_Written problem 1_.
From the records, copy verbatim the lines starting at the one containing "row-description: 0420 Privacy" and ending at the one containing "row-description: 0423 Floor", both included.

_Page_.
────────────────────────────────────────

Part 2: architectures Flashcards
Difference between system architecture and software architecture
- System Architecture:
Refers to the actual realization of a distributed system, requiring the instantiation and placement of software components on real machines.
The final instantiation of a software architecture is also referred to as a system architecture.
Discusses traditional centralized architectures in which a single server implements most of the software components, while remote clients can access that server using simple communication means.
Also considers decentralized peer-to-peer architectures in which all nodes more or less play equal roles.
Many real-world distributed systems are often organized in a hybrid fashion, combining elements from both centralized and decentralized architectures. - Software Architecture:
Refers to the logical organization of a distributed system into software components.
Research on software architectures has matured considerably, and it’s now commonly accepted that designing or adopting an architecture is crucial for the successful development of large software systems.
An architectural style is formulated in terms of components, the way that components are connected to each other, the data exchanged between components, and finally how these elements are jointly configured into a system.
Examples of architectural styles include layering, object-based styles, resource-based styles, and styles in which handling events are prominent.
What is a component?
A component is defined as a modular unit with well-defined required and provided interfaces that is replaceable within its environment. The fact that a component can be replaced, especially while a system continues to operate, is of significant importance. This is because, in many scenarios, it’s not feasible to shut down a system for maintenance. At most, only parts of it may be temporarily disabled. The replacement of a component can only be done if its interfaces remain unchanged. A component’s replaceability is crucial in distributed systems where continuous operation is often a requirement.
Software architecture
Software architecture is about the organization of distributed systems, focusing on the software components that constitute the system. These software architectures detail how various software components are organized and how they interact. The final instantiation of a software architecture is also referred to as a system architecture.
Which are the most important Styles of Architectures for Distributed Systems
- Layered architectures
- Object-based architectures
- Data-centered architectures
- Event-based architectures
Layered architecture
The fundamental concept behind the layered style is straightforward: components are organized in a layered manner. A component at one layer can make a downcall to a component at a lower-level layer and generally expects a response. Upcalls to a higher-level component are made only in exceptional cases.
Layered architectures are universally applied and are often combined with other architectural styles. For instance, many distributed applications are divided into three layers: user interface layer, processing layer, and data layer. This division suggests various possibilities for physically distributing a client-server application across multiple machines.
A well-known application of layered architectures is in communication-protocol stacks. Each layer in these stacks implements one or several communication services, allowing data to be sent from a source to one or several targets. Each layer offers an interface specifying the functions that can be called, ideally hiding the actual implementation of a service. Another essential concept in communication is that of a protocol, which describes the rules that parties will follow to exchange information. It’s crucial to understand the difference between a service offered by a layer, the interface by which that service is made available, and the protocol used for communication.

────────────────────────────────────────

_Records shown_.
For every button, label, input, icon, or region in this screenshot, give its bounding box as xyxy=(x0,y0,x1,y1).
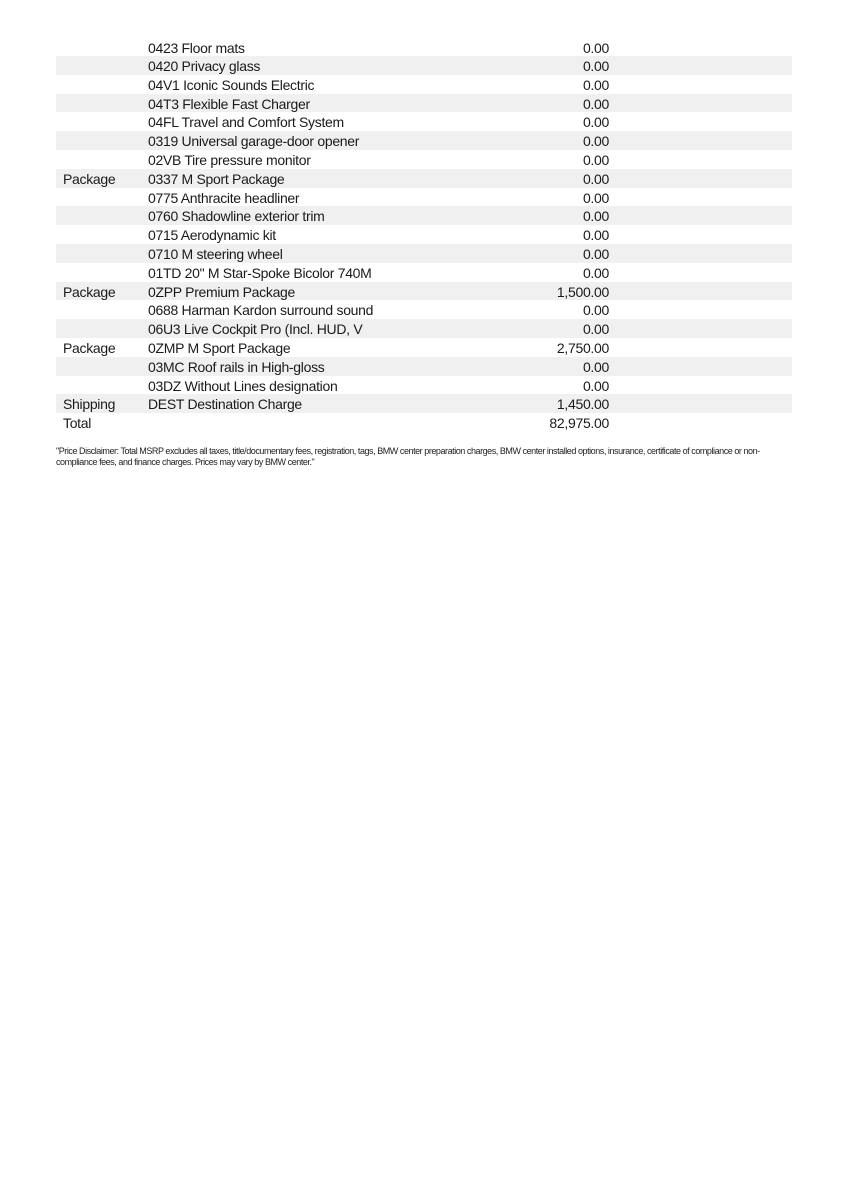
row-description: 0420 Privacy glass xyxy=(148,58,261,74)
row-price: 0.00 xyxy=(582,189,609,206)
table-row: 02VB Tire pressure monitor 0.00 xyxy=(56,150,792,169)
row-price: 0.00 xyxy=(582,40,609,56)
total-row: Total 82,975.00 xyxy=(56,413,792,432)
row-description: 0688 Harman Kardon surround sound xyxy=(148,302,374,319)
table-row: 0423 Floor mats 0.00 xyxy=(56,38,792,56)
row-price: 0.00 xyxy=(582,227,609,244)
row-price: 0.00 xyxy=(582,245,609,262)
row-category: Shipping xyxy=(63,396,116,413)
row-description: 04FL Travel and Comfort System xyxy=(148,114,344,131)
table-row: 04V1 Iconic Sounds Electric 0.00 xyxy=(56,75,792,94)
row-description: 0775 Anthracite headliner xyxy=(148,189,300,206)
table-row: 0420 Privacy glass 0.00 xyxy=(56,56,792,75)
table-row: 0760 Shadowline exterior trim 0.00 xyxy=(56,206,792,226)
table-row: 0715 Aerodynamic kit 0.00 xyxy=(56,225,792,244)
row-description: 0ZPP Premium Package xyxy=(148,283,296,300)
table-row: Package 0ZPP Premium Package 1,500.00 xyxy=(56,281,792,301)
table-row: Shipping DEST Destination Charge 1,450.00 xyxy=(56,394,792,414)
row-category: Package xyxy=(63,283,116,300)
row-price: 0.00 xyxy=(582,302,609,319)
row-price: 0.00 xyxy=(582,321,609,338)
row-description: DEST Destination Charge xyxy=(148,396,302,413)
row-description: 0760 Shadowline exterior trim xyxy=(148,208,325,225)
table-row: 01TD 20" M Star-Spoke Bicolor 740M 0.00 xyxy=(56,263,792,282)
row-price: 0.00 xyxy=(582,58,609,74)
row-description: 0423 Floor mats xyxy=(148,40,245,56)
table-row: 04FL Travel and Comfort System 0.00 xyxy=(56,112,792,131)
row-description: 0715 Aerodynamic kit xyxy=(148,227,276,244)
row-description: 04T3 Flexible Fast Charger xyxy=(148,95,310,112)
row-category: Package xyxy=(63,339,116,356)
table-row: 0710 M steering wheel 0.00 xyxy=(56,243,792,263)
row-description: 0710 M steering wheel xyxy=(148,245,283,262)
row-price: 0.00 xyxy=(582,151,609,168)
row-price: 1,500.00 xyxy=(556,283,609,300)
row-price: 0.00 xyxy=(582,170,609,187)
row-price: 0.00 xyxy=(582,377,609,394)
table-row: 0688 Harman Kardon surround sound 0.00 xyxy=(56,300,792,319)
table-row: 0775 Anthracite headliner 0.00 xyxy=(56,188,792,207)
row-price: 0.00 xyxy=(582,95,609,112)
row-description: 0319 Universal garage-door opener xyxy=(148,133,360,150)
row-description: 03MC Roof rails in High-gloss xyxy=(148,358,325,375)
row-description: 0ZMP M Sport Package xyxy=(148,339,291,356)
table-row: 03MC Roof rails in High-gloss 0.00 xyxy=(56,356,792,376)
row-price: 2,750.00 xyxy=(556,339,609,356)
row-price: 0.00 xyxy=(582,208,609,225)
row-price: 0.00 xyxy=(582,358,609,375)
row-price: 0.00 xyxy=(582,264,609,281)
row-price: 0.00 xyxy=(582,133,609,150)
table-row: 06U3 Live Cockpit Pro (Incl. HUD, V 0.00 xyxy=(56,319,792,338)
table-row: Package 0ZMP M Sport Package 2,750.00 xyxy=(56,338,792,357)
price-table: 0423 Floor mats 0.00 0420 Privacy glass 0.0… xyxy=(56,38,792,432)
row-category: Package xyxy=(63,170,116,187)
row-description: 01TD 20" M Star-Spoke Bicolor 740M xyxy=(148,264,372,281)
row-price: 82,975.00 xyxy=(549,415,609,432)
row-description: 04V1 Iconic Sounds Electric xyxy=(148,76,315,93)
table-row: Package 0337 M Sport Package 0.00 xyxy=(56,168,792,188)
row-category: Total xyxy=(63,415,92,432)
row-description: 02VB Tire pressure monitor xyxy=(148,151,311,168)
price-disclaimer: "Price Disclaimer: Total MSRP excludes a… xyxy=(56,446,760,467)
row-price: 0.00 xyxy=(582,114,609,131)
row-description: 06U3 Live Cockpit Pro (Incl. HUD, V xyxy=(148,321,363,338)
table-row: 0319 Universal garage-door opener 0.00 xyxy=(56,131,792,150)
row-description: 03DZ Without Lines designation xyxy=(148,377,338,394)
table-row: 03DZ Without Lines designation 0.00 xyxy=(56,376,792,395)
row-description: 0337 M Sport Package xyxy=(148,170,285,187)
row-price: 0.00 xyxy=(582,76,609,93)
table-row: 04T3 Flexible Fast Charger 0.00 xyxy=(56,93,792,113)
row-price: 1,450.00 xyxy=(556,396,609,413)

────────────────────────────────────────

_Written problem 2_.
In the flashcards on architectures, list each architecture named in answer to which styles of architecture are the most important for distributed systems.

_Written response 1_.
row-description: 0420 Privacy glass xyxy=(148,58,261,74)
row-price: 0.00 xyxy=(582,189,609,206)
table-row: 02VB Tire pressure monitor 0.00 xyxy=(56,150,792,169)
row-price: 0.00 xyxy=(582,40,609,56)
total-row: Total 82,975.00 xyxy=(56,413,792,432)
row-description: 0688 Harman Kardon surround sound xyxy=(148,302,374,319)
table-row: 0423 Floor mats 0.00 xyxy=(56,38,792,56)
row-price: 0.00 xyxy=(582,227,609,244)
row-price: 0.00 xyxy=(582,245,609,262)
row-category: Shipping xyxy=(63,396,116,413)
row-description: 04FL Travel and Comfort System xyxy=(148,114,344,131)
table-row: 04V1 Iconic Sounds Electric 0.00 xyxy=(56,75,792,94)
row-description: 0775 Anthracite headliner xyxy=(148,189,300,206)
table-row: 0420 Privacy glass 0.00 xyxy=(56,56,792,75)
table-row: 0760 Shadowline exterior trim 0.00 xyxy=(56,206,792,226)
table-row: 0715 Aerodynamic kit 0.00 xyxy=(56,225,792,244)
row-description: 0ZPP Premium Package xyxy=(148,283,296,300)
table-row: Package 0ZPP Premium Package 1,500.00 xyxy=(56,281,792,301)
table-row: Shipping DEST Destination Charge 1,450.00 xyxy=(56,394,792,414)
row-category: Package xyxy=(63,283,116,300)
row-price: 0.00 xyxy=(582,302,609,319)
row-price: 0.00 xyxy=(582,321,609,338)
row-description: DEST Destination Charge xyxy=(148,396,302,413)
row-description: 0760 Shadowline exterior trim xyxy=(148,208,325,225)
table-row: 01TD 20" M Star-Spoke Bicolor 740M 0.00 xyxy=(56,263,792,282)
row-price: 0.00 xyxy=(582,58,609,74)
row-description: 0423 Floor mats xyxy=(148,40,245,56)

_Written response 2_.
- Layered architectures
- Object-based architectures
- Data-centered architectures
- Event-based architectures